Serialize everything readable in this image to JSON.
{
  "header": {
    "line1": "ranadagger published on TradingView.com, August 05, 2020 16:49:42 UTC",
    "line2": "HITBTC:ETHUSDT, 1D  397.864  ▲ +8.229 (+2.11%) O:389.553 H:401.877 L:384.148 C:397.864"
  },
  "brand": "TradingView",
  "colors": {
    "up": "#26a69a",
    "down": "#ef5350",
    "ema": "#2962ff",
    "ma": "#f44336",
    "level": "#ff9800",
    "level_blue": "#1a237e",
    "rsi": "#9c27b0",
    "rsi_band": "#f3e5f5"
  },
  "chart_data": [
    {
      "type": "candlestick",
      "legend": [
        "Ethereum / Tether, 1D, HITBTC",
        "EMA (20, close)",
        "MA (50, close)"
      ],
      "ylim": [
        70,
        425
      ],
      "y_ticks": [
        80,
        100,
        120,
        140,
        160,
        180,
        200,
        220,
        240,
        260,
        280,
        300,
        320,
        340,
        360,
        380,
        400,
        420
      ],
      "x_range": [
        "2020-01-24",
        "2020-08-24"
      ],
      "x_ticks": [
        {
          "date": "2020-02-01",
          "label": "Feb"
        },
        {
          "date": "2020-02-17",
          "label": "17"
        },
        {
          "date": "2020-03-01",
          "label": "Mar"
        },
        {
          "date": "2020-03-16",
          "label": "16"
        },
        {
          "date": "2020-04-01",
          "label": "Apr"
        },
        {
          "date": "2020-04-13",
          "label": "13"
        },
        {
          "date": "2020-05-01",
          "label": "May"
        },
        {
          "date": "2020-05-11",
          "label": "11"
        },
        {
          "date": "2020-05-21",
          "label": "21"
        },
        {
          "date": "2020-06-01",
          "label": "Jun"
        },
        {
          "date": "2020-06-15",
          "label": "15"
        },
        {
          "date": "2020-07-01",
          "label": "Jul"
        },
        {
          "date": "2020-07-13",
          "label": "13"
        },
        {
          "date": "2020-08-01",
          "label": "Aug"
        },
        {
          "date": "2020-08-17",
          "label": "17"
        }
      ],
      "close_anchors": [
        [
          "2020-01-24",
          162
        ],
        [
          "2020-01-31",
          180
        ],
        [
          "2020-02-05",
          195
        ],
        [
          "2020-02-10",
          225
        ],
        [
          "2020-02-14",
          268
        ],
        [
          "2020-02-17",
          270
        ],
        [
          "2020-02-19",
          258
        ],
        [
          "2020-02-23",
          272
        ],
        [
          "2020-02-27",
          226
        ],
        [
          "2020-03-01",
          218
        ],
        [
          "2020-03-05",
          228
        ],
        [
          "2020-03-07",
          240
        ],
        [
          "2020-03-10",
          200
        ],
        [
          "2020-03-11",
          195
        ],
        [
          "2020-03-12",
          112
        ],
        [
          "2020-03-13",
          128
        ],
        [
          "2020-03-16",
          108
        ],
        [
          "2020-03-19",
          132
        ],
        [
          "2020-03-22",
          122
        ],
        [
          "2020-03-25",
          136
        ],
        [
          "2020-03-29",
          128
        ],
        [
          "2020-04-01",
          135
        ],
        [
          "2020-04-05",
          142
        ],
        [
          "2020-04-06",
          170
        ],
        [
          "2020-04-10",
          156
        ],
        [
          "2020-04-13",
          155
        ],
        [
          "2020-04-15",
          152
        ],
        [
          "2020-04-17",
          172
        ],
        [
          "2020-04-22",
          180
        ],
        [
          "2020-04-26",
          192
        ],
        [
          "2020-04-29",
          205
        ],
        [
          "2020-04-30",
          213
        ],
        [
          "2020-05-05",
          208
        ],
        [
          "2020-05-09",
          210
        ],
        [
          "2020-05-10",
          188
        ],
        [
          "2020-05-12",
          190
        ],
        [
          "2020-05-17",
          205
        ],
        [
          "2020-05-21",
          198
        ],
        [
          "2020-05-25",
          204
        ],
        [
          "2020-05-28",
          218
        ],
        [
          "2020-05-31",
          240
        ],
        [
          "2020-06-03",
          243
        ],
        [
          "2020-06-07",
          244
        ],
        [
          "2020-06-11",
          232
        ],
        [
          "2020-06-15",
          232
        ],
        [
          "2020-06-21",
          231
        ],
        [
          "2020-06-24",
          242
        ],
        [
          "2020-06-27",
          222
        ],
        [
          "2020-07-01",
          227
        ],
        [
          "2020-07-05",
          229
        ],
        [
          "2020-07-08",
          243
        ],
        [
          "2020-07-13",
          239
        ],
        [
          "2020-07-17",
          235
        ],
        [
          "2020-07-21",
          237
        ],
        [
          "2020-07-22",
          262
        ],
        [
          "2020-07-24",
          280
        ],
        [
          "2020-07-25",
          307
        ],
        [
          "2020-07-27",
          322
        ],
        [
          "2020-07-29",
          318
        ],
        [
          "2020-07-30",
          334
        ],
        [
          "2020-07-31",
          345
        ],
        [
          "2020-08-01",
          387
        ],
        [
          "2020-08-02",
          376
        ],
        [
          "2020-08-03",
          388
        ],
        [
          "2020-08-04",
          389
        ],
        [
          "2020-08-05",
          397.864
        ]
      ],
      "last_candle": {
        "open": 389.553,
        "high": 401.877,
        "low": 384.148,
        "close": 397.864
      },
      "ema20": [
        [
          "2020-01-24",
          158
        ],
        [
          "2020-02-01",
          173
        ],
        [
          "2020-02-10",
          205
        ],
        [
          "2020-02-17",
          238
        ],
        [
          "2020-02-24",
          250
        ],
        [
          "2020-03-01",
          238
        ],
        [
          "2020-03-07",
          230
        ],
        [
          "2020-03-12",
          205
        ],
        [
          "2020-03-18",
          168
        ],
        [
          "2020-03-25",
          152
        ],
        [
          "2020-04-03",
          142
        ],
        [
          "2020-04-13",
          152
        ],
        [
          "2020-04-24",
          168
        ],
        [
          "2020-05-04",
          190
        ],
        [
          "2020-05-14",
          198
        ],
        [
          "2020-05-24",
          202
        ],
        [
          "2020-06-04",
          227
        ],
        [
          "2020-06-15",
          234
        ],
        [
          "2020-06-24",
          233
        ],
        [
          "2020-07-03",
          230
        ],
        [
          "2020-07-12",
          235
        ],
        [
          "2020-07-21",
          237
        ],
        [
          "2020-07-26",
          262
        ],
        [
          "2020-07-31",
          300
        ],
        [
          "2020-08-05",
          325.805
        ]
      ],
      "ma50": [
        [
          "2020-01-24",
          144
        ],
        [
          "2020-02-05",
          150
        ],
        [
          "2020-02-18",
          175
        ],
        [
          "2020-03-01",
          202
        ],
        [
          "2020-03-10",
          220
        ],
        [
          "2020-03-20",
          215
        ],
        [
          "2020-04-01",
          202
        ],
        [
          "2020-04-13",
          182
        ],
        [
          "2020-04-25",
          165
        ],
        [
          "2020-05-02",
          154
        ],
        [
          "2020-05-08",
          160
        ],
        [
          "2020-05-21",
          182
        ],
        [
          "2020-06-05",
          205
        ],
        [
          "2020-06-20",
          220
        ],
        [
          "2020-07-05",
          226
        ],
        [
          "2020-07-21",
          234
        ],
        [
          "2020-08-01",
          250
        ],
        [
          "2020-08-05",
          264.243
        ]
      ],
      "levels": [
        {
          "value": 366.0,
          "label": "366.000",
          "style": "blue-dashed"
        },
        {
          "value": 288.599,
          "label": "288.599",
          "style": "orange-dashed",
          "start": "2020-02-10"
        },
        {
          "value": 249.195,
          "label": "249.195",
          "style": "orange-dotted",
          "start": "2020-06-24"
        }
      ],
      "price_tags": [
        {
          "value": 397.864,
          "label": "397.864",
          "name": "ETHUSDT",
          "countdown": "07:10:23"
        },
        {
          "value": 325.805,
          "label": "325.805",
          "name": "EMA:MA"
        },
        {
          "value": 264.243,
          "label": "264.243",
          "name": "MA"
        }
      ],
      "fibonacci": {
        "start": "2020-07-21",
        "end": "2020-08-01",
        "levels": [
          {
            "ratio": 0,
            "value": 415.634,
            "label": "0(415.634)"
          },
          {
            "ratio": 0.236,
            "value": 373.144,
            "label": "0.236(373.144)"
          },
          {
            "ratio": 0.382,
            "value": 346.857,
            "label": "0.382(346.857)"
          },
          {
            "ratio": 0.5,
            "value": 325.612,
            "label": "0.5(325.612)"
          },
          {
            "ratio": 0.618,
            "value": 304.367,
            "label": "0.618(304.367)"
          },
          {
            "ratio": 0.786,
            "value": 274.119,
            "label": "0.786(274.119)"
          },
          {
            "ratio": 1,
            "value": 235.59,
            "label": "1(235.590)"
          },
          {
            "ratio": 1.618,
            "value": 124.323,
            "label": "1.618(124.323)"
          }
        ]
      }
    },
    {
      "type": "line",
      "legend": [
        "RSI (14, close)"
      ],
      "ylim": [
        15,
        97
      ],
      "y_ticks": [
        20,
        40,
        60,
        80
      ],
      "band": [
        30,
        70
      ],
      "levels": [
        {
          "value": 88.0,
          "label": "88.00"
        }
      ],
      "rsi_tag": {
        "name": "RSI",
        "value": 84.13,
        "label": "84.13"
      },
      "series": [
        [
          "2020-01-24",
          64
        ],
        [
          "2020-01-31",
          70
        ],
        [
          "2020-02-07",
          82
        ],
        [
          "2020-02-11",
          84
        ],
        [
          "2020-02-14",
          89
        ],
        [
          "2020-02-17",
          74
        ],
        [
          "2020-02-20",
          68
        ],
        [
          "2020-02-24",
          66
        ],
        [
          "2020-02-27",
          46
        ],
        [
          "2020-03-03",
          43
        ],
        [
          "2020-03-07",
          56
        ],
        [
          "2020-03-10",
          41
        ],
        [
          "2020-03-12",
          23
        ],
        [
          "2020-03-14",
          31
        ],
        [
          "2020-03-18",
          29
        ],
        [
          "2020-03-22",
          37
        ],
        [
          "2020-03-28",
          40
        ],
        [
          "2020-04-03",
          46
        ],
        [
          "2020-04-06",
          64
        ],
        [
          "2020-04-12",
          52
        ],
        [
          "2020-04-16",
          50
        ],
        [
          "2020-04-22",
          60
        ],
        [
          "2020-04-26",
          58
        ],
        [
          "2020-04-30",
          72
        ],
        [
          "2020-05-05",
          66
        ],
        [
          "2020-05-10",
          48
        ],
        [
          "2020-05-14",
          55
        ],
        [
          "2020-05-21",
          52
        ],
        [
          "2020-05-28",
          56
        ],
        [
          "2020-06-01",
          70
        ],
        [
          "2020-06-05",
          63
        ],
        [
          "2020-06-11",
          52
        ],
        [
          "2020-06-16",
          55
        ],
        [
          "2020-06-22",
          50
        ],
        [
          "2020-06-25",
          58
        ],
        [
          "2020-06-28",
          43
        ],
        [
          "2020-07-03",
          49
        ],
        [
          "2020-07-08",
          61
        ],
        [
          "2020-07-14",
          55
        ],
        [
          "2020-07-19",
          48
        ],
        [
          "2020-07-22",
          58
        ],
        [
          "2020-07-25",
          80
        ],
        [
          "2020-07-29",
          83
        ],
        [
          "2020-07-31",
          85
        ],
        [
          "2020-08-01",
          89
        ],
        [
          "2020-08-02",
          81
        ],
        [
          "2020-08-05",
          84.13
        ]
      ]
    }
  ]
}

• [Exercise brief]: Return all lines with the word "ratio" in them.

• [Result for this task]:
            "ratio": 0,
            "ratio": 0.236,
            "ratio": 0.382,
            "ratio": 0.5,
            "ratio": 0.618,
            "ratio": 0.786,
            "ratio": 1,
            "ratio": 1.618,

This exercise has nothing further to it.